## DATA SUPPLIED
(begin)
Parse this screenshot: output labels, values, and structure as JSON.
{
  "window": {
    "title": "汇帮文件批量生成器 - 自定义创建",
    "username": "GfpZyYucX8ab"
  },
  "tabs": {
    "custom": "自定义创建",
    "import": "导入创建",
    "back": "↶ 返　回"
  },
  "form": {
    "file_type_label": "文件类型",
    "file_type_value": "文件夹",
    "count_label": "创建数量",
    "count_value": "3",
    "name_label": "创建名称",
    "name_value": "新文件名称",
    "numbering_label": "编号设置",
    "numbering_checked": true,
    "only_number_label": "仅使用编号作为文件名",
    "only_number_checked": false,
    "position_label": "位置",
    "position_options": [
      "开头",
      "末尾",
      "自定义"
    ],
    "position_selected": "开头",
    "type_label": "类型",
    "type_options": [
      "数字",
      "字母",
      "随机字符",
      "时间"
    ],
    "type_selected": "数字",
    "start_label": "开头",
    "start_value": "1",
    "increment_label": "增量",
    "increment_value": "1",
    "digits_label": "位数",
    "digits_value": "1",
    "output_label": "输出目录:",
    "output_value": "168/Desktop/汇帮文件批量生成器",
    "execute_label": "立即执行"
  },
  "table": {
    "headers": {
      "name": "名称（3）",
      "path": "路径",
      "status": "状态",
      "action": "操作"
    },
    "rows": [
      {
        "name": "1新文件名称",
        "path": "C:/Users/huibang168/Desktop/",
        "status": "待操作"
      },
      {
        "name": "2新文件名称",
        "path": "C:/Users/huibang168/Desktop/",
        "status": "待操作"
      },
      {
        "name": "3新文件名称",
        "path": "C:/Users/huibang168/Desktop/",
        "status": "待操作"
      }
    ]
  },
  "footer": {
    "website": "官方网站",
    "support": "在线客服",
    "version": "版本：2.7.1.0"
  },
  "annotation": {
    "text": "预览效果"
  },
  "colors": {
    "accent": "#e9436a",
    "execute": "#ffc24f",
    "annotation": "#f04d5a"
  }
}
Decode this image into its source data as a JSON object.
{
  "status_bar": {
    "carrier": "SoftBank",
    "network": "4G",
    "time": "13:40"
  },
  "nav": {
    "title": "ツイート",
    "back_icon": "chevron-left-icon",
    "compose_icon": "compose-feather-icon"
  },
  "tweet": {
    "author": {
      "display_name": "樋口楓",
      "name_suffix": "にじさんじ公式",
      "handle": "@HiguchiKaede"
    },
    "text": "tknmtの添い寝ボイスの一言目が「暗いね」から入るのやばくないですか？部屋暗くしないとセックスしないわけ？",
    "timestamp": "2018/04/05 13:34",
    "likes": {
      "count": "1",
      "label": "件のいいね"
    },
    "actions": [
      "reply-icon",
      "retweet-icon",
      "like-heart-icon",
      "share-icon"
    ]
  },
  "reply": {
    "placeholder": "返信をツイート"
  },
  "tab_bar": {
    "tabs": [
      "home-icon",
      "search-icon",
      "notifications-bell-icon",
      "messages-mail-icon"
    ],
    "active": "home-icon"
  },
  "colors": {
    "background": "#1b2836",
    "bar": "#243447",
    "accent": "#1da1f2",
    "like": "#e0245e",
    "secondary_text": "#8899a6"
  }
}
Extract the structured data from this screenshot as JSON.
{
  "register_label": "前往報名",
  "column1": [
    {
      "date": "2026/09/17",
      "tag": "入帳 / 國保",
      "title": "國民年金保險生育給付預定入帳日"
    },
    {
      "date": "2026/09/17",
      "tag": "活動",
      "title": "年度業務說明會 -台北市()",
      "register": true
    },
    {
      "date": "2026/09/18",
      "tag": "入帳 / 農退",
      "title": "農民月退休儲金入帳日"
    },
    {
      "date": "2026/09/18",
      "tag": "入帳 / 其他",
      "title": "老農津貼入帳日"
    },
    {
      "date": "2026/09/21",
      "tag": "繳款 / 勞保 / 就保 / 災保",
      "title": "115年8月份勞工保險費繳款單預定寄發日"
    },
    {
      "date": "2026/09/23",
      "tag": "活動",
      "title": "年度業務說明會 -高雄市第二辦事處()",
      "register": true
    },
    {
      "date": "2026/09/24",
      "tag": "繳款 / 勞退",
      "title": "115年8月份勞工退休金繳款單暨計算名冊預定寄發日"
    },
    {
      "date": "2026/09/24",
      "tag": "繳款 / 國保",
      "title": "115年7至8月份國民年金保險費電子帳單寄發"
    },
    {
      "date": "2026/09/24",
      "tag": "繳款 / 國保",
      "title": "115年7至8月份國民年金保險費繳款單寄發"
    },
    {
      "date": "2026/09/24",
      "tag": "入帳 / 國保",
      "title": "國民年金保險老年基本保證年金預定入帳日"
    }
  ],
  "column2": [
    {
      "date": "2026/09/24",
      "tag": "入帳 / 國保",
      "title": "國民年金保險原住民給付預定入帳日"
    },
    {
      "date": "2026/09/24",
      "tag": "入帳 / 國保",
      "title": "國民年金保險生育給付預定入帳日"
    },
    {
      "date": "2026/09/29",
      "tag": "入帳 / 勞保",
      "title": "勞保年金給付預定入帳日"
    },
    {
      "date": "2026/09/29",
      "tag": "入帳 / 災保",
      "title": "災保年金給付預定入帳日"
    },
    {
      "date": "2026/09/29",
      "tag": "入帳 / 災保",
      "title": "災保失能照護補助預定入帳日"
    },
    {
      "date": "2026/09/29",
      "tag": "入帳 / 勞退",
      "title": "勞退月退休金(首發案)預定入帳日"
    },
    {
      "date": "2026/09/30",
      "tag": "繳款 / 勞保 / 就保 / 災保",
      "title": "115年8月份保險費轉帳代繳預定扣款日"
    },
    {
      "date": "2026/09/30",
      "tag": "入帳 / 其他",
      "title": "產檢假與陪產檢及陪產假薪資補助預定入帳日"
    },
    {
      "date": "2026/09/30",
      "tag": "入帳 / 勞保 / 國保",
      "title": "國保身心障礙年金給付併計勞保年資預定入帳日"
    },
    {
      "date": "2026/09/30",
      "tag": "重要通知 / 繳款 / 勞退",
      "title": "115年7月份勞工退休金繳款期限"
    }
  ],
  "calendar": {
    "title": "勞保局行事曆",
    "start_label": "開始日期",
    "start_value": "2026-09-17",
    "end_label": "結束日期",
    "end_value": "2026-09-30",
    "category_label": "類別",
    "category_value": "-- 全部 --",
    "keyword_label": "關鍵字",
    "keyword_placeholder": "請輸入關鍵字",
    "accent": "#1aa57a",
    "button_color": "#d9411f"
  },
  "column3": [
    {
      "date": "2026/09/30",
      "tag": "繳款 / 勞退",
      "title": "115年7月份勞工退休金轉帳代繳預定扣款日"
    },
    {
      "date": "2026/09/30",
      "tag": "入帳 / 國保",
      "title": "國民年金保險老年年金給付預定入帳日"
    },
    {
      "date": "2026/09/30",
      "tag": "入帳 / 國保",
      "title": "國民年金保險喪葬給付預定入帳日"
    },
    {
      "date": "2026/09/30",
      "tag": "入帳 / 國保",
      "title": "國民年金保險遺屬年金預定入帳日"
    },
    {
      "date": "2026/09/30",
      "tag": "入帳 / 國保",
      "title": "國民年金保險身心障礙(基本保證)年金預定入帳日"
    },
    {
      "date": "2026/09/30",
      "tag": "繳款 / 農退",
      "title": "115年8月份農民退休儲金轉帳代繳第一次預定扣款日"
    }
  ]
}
(end)
## WHAT NEEDS TO BE DONE
The lines above should be duplicated exactly.

## EXERCISE RESULT
Parse this screenshot: output labels, values, and structure as JSON.
{
  "window": {
    "title": "汇帮文件批量生成器 - 自定义创建",
    "username": "GfpZyYucX8ab"
  },
  "tabs": {
    "custom": "自定义创建",
    "import": "导入创建",
    "back": "↶ 返　回"
  },
  "form": {
    "file_type_label": "文件类型",
    "file_type_value": "文件夹",
    "count_label": "创建数量",
    "count_value": "3",
    "name_label": "创建名称",
    "name_value": "新文件名称",
    "numbering_label": "编号设置",
    "numbering_checked": true,
    "only_number_label": "仅使用编号作为文件名",
    "only_number_checked": false,
    "position_label": "位置",
    "position_options": [
      "开头",
      "末尾",
      "自定义"
    ],
    "position_selected": "开头",
    "type_label": "类型",
    "type_options": [
      "数字",
      "字母",
      "随机字符",
      "时间"
    ],
    "type_selected": "数字",
    "start_label": "开头",
    "start_value": "1",
    "increment_label": "增量",
    "increment_value": "1",
    "digits_label": "位数",
    "digits_value": "1",
    "output_label": "输出目录:",
    "output_value": "168/Desktop/汇帮文件批量生成器",
    "execute_label": "立即执行"
  },
  "table": {
    "headers": {
      "name": "名称（3）",
      "path": "路径",
      "status": "状态",
      "action": "操作"
    },
    "rows": [
      {
        "name": "1新文件名称",
        "path": "C:/Users/huibang168/Desktop/",
        "status": "待操作"
      },
      {
        "name": "2新文件名称",
        "path": "C:/Users/huibang168/Desktop/",
        "status": "待操作"
      },
      {
        "name": "3新文件名称",
        "path": "C:/Users/huibang168/Desktop/",
        "status": "待操作"
      }
    ]
  },
  "footer": {
    "website": "官方网站",
    "support": "在线客服",
    "version": "版本：2.7.1.0"
  },
  "annotation": {
    "text": "预览效果"
  },
  "colors": {
    "accent": "#e9436a",
    "execute": "#ffc24f",
    "annotation": "#f04d5a"
  }
}
Decode this image into its source data as a JSON object.
{
  "status_bar": {
    "carrier": "SoftBank",
    "network": "4G",
    "time": "13:40"
  },
  "nav": {
    "title": "ツイート",
    "back_icon": "chevron-left-icon",
    "compose_icon": "compose-feather-icon"
  },
  "tweet": {
    "author": {
      "display_name": "樋口楓",
      "name_suffix": "にじさんじ公式",
      "handle": "@HiguchiKaede"
    },
    "text": "tknmtの添い寝ボイスの一言目が「暗いね」から入るのやばくないですか？部屋暗くしないとセックスしないわけ？",
    "timestamp": "2018/04/05 13:34",
    "likes": {
      "count": "1",
      "label": "件のいいね"
    },
    "actions": [
      "reply-icon",
      "retweet-icon",
      "like-heart-icon",
      "share-icon"
    ]
  },
  "reply": {
    "placeholder": "返信をツイート"
  },
  "tab_bar": {
    "tabs": [
      "home-icon",
      "search-icon",
      "notifications-bell-icon",
      "messages-mail-icon"
    ],
    "active": "home-icon"
  },
  "colors": {
    "background": "#1b2836",
    "bar": "#243447",
    "accent": "#1da1f2",
    "like": "#e0245e",
    "secondary_text": "#8899a6"
  }
}
Extract the structured data from this screenshot as JSON.
{
  "register_label": "前往報名",
  "column1": [
    {
      "date": "2026/09/17",
      "tag": "入帳 / 國保",
      "title": "國民年金保險生育給付預定入帳日"
    },
    {
      "date": "2026/09/17",
      "tag": "活動",
      "title": "年度業務說明會 -台北市()",
      "register": true
    },
    {
      "date": "2026/09/18",
      "tag": "入帳 / 農退",
      "title": "農民月退休儲金入帳日"
    },
    {
      "date": "2026/09/18",
      "tag": "入帳 / 其他",
      "title": "老農津貼入帳日"
    },
    {
      "date": "2026/09/21",
      "tag": "繳款 / 勞保 / 就保 / 災保",
      "title": "115年8月份勞工保險費繳款單預定寄發日"
    },
    {
      "date": "2026/09/23",
      "tag": "活動",
      "title": "年度業務說明會 -高雄市第二辦事處()",
      "register": true
    },
    {
      "date": "2026/09/24",
      "tag": "繳款 / 勞退",
      "title": "115年8月份勞工退休金繳款單暨計算名冊預定寄發日"
    },
    {
      "date": "2026/09/24",
      "tag": "繳款 / 國保",
      "title": "115年7至8月份國民年金保險費電子帳單寄發"
    },
    {
      "date": "2026/09/24",
      "tag": "繳款 / 國保",
      "title": "115年7至8月份國民年金保險費繳款單寄發"
    },
    {
      "date": "2026/09/24",
      "tag": "入帳 / 國保",
      "title": "國民年金保險老年基本保證年金預定入帳日"
    }
  ],
  "column2": [
    {
      "date": "2026/09/24",
      "tag": "入帳 / 國保",
      "title": "國民年金保險原住民給付預定入帳日"
    },
    {
      "date": "2026/09/24",
      "tag": "入帳 / 國保",
      "title": "國民年金保險生育給付預定入帳日"
    },
    {
      "date": "2026/09/29",
      "tag": "入帳 / 勞保",
      "title": "勞保年金給付預定入帳日"
    },
    {
      "date": "2026/09/29",
      "tag": "入帳 / 災保",
      "title": "災保年金給付預定入帳日"
    },
    {
      "date": "2026/09/29",
      "tag": "入帳 / 災保",
      "title": "災保失能照護補助預定入帳日"
    },
    {
      "date": "2026/09/29",
      "tag": "入帳 / 勞退",
      "title": "勞退月退休金(首發案)預定入帳日"
    },
    {
      "date": "2026/09/30",
      "tag": "繳款 / 勞保 / 就保 / 災保",
      "title": "115年8月份保險費轉帳代繳預定扣款日"
    },
    {
      "date": "2026/09/30",
      "tag": "入帳 / 其他",
      "title": "產檢假與陪產檢及陪產假薪資補助預定入帳日"
    },
    {
      "date": "2026/09/30",
      "tag": "入帳 / 勞保 / 國保",
      "title": "國保身心障礙年金給付併計勞保年資預定入帳日"
    },
    {
      "date": "2026/09/30",
      "tag": "重要通知 / 繳款 / 勞退",
      "title": "115年7月份勞工退休金繳款期限"
    }
  ],
  "calendar": {
    "title": "勞保局行事曆",
    "start_label": "開始日期",
    "start_value": "2026-09-17",
    "end_label": "結束日期",
    "end_value": "2026-09-30",
    "category_label": "類別",
    "category_value": "-- 全部 --",
    "keyword_label": "關鍵字",
    "keyword_placeholder": "請輸入關鍵字",
    "accent": "#1aa57a",
    "button_color": "#d9411f"
  },
  "column3": [
    {
      "date": "2026/09/30",
      "tag": "繳款 / 勞退",
      "title": "115年7月份勞工退休金轉帳代繳預定扣款日"
    },
    {
      "date": "2026/09/30",
      "tag": "入帳 / 國保",
      "title": "國民年金保險老年年金給付預定入帳日"
    },
    {
      "date": "2026/09/30",
      "tag": "入帳 / 國保",
      "title": "國民年金保險喪葬給付預定入帳日"
    },
    {
      "date": "2026/09/30",
      "tag": "入帳 / 國保",
      "title": "國民年金保險遺屬年金預定入帳日"
    },
    {
      "date": "2026/09/30",
      "tag": "入帳 / 國保",
      "title": "國民年金保險身心障礙(基本保證)年金預定入帳日"
    },
    {
      "date": "2026/09/30",
      "tag": "繳款 / 農退",
      "title": "115年8月份農民退休儲金轉帳代繳第一次預定扣款日"
    }
  ]
}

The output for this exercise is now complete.